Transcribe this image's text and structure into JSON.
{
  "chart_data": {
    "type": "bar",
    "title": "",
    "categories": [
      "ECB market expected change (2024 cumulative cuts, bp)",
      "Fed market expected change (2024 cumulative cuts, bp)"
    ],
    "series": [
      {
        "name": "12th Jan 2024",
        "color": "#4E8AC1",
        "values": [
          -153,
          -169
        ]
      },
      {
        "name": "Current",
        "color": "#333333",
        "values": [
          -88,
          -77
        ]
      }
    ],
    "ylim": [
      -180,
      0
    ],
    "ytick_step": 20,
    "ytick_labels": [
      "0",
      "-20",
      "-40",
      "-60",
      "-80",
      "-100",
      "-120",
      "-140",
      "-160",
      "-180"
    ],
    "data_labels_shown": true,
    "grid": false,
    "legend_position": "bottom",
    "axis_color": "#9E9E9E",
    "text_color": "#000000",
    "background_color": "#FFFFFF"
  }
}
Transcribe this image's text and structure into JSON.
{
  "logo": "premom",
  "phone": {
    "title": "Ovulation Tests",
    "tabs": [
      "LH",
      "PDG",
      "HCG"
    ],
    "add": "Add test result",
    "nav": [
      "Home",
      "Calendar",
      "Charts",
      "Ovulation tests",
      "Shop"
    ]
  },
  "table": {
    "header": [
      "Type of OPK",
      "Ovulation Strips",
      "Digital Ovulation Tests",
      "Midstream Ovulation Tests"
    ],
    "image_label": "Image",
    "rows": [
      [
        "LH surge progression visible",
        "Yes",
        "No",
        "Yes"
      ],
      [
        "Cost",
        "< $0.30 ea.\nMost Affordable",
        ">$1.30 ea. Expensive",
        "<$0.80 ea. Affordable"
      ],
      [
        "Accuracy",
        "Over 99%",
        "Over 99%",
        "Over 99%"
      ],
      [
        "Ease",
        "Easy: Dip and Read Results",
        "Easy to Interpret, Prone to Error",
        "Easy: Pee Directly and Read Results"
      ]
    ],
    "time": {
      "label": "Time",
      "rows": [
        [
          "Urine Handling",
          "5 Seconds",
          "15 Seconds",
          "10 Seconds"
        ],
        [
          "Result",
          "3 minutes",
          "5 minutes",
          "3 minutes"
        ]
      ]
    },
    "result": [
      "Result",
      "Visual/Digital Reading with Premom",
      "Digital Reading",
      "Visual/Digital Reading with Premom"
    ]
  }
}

» Exercise
Each entry is to be returned in full, character for character.

» Problem solution
Transcribe this image's text and structure into JSON.
{
  "chart_data": {
    "type": "bar",
    "title": "",
    "categories": [
      "ECB market expected change (2024 cumulative cuts, bp)",
      "Fed market expected change (2024 cumulative cuts, bp)"
    ],
    "series": [
      {
        "name": "12th Jan 2024",
        "color": "#4E8AC1",
        "values": [
          -153,
          -169
        ]
      },
      {
        "name": "Current",
        "color": "#333333",
        "values": [
          -88,
          -77
        ]
      }
    ],
    "ylim": [
      -180,
      0
    ],
    "ytick_step": 20,
    "ytick_labels": [
      "0",
      "-20",
      "-40",
      "-60",
      "-80",
      "-100",
      "-120",
      "-140",
      "-160",
      "-180"
    ],
    "data_labels_shown": true,
    "grid": false,
    "legend_position": "bottom",
    "axis_color": "#9E9E9E",
    "text_color": "#000000",
    "background_color": "#FFFFFF"
  }
}
Transcribe this image's text and structure into JSON.
{
  "logo": "premom",
  "phone": {
    "title": "Ovulation Tests",
    "tabs": [
      "LH",
      "PDG",
      "HCG"
    ],
    "add": "Add test result",
    "nav": [
      "Home",
      "Calendar",
      "Charts",
      "Ovulation tests",
      "Shop"
    ]
  },
  "table": {
    "header": [
      "Type of OPK",
      "Ovulation Strips",
      "Digital Ovulation Tests",
      "Midstream Ovulation Tests"
    ],
    "image_label": "Image",
    "rows": [
      [
        "LH surge progression visible",
        "Yes",
        "No",
        "Yes"
      ],
      [
        "Cost",
        "< $0.30 ea.\nMost Affordable",
        ">$1.30 ea. Expensive",
        "<$0.80 ea. Affordable"
      ],
      [
        "Accuracy",
        "Over 99%",
        "Over 99%",
        "Over 99%"
      ],
      [
        "Ease",
        "Easy: Dip and Read Results",
        "Easy to Interpret, Prone to Error",
        "Easy: Pee Directly and Read Results"
      ]
    ],
    "time": {
      "label": "Time",
      "rows": [
        [
          "Urine Handling",
          "5 Seconds",
          "15 Seconds",
          "10 Seconds"
        ],
        [
          "Result",
          "3 minutes",
          "5 minutes",
          "3 minutes"
        ]
      ]
    },
    "result": [
      "Result",
      "Visual/Digital Reading with Premom",
      "Digital Reading",
      "Visual/Digital Reading with Premom"
    ]
  }
}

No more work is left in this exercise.